- [Task prompt]
Transcribe each line of the material as it is, and drop any picture.
───── Raw data
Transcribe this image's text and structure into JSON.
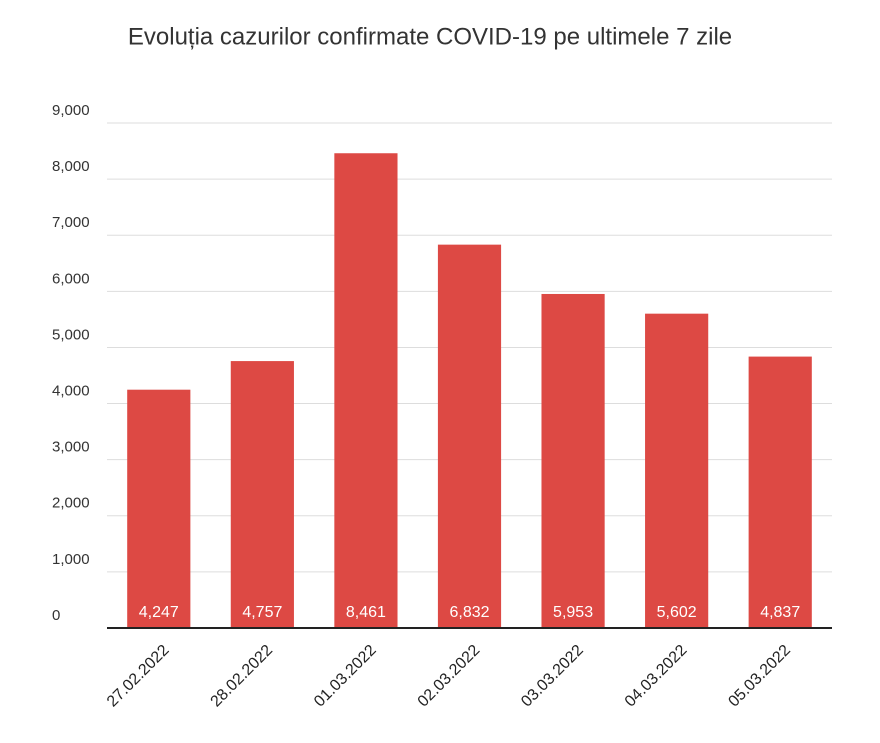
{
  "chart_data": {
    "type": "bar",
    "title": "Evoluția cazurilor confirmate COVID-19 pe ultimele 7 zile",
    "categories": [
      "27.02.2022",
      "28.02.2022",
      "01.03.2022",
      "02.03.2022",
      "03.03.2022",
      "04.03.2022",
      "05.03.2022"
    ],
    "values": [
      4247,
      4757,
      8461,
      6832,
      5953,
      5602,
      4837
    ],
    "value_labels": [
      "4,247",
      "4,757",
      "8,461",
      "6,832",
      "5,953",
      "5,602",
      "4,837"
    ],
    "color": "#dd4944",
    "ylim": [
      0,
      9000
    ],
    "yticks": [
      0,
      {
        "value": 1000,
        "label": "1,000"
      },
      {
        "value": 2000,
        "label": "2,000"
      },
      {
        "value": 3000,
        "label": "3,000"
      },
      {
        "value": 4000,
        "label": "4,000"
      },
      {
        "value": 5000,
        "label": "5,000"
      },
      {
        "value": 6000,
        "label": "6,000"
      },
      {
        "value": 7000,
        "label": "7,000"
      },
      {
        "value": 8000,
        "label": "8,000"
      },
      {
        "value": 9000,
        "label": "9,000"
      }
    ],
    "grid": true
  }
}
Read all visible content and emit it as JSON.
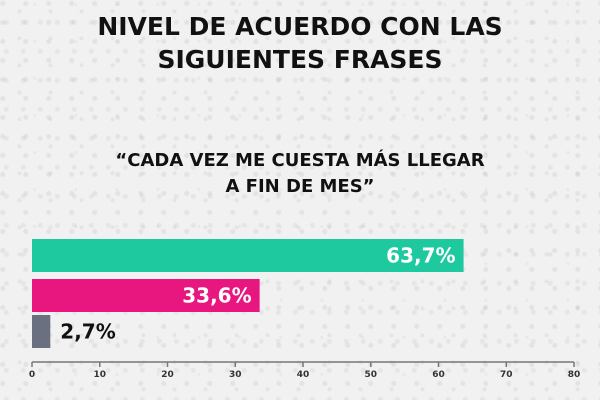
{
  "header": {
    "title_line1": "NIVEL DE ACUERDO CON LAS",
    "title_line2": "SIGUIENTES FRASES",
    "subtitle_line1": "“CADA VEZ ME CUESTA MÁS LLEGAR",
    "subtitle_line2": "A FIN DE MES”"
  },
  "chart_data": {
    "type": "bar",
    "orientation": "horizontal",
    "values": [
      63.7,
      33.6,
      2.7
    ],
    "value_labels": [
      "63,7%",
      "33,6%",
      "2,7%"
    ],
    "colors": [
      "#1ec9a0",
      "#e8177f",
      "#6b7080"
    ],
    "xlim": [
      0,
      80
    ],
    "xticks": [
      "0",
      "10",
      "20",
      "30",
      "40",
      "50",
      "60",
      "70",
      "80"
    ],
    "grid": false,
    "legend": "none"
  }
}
──────────
- [Solution to the exercise]
Transcribe this image's text and structure into JSON.
{
  "chart_data": {
    "type": "bar",
    "title": "Evoluția cazurilor confirmate COVID-19 pe ultimele 7 zile",
    "categories": [
      "27.02.2022",
      "28.02.2022",
      "01.03.2022",
      "02.03.2022",
      "03.03.2022",
      "04.03.2022",
      "05.03.2022"
    ],
    "values": [
      4247,
      4757,
      8461,
      6832,
      5953,
      5602,
      4837
    ],
    "value_labels": [
      "4,247",
      "4,757",
      "8,461",
      "6,832",
      "5,953",
      "5,602",
      "4,837"
    ],
    "color": "#dd4944",
    "ylim": [
      0,
      9000
    ],
    "yticks": [
      0,
      {
        "value": 1000,
        "label": "1,000"
      },
      {
        "value": 2000,
        "label": "2,000"
      },
      {
        "value": 3000,
        "label": "3,000"
      },
      {
        "value": 4000,
        "label": "4,000"
      },
      {
        "value": 5000,
        "label": "5,000"
      },
      {
        "value": 6000,
        "label": "6,000"
      },
      {
        "value": 7000,
        "label": "7,000"
      },
      {
        "value": 8000,
        "label": "8,000"
      },
      {
        "value": 9000,
        "label": "9,000"
      }
    ],
    "grid": true
  }
}
Read all visible content and emit it as JSON.
{
  "header": {
    "title_line1": "NIVEL DE ACUERDO CON LAS",
    "title_line2": "SIGUIENTES FRASES",
    "subtitle_line1": "“CADA VEZ ME CUESTA MÁS LLEGAR",
    "subtitle_line2": "A FIN DE MES”"
  },
  "chart_data": {
    "type": "bar",
    "orientation": "horizontal",
    "values": [
      63.7,
      33.6,
      2.7
    ],
    "value_labels": [
      "63,7%",
      "33,6%",
      "2,7%"
    ],
    "colors": [
      "#1ec9a0",
      "#e8177f",
      "#6b7080"
    ],
    "xlim": [
      0,
      80
    ],
    "xticks": [
      "0",
      "10",
      "20",
      "30",
      "40",
      "50",
      "60",
      "70",
      "80"
    ],
    "grid": false,
    "legend": "none"
  }
}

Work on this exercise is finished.